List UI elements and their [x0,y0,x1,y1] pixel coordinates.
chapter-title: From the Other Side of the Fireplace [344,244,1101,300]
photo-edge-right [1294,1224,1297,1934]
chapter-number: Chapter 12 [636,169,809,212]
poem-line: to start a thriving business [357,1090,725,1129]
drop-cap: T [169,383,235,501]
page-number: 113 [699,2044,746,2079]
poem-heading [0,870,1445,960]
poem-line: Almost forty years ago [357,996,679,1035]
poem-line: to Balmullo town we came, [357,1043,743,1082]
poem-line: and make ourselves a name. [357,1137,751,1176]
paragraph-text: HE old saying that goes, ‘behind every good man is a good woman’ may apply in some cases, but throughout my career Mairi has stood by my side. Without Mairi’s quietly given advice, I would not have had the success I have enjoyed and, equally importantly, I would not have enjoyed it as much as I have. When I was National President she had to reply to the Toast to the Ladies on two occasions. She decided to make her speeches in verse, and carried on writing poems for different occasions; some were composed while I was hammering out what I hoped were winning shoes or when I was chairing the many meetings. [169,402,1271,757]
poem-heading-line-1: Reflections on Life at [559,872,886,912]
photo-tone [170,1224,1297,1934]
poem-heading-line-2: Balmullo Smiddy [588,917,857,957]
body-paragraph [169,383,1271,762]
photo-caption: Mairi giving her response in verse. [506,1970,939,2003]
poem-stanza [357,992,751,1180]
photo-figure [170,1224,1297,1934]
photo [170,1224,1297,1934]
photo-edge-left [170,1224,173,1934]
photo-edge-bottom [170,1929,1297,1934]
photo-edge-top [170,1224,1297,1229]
++++++
Identify every line in the material above that contains the string "heading" and copy each of those lines in full. Case counts.

poem-heading [0,870,1445,960]
poem-heading-line-1: Reflections on Life at [559,872,886,912]
poem-heading-line-2: Balmullo Smiddy [588,917,857,957]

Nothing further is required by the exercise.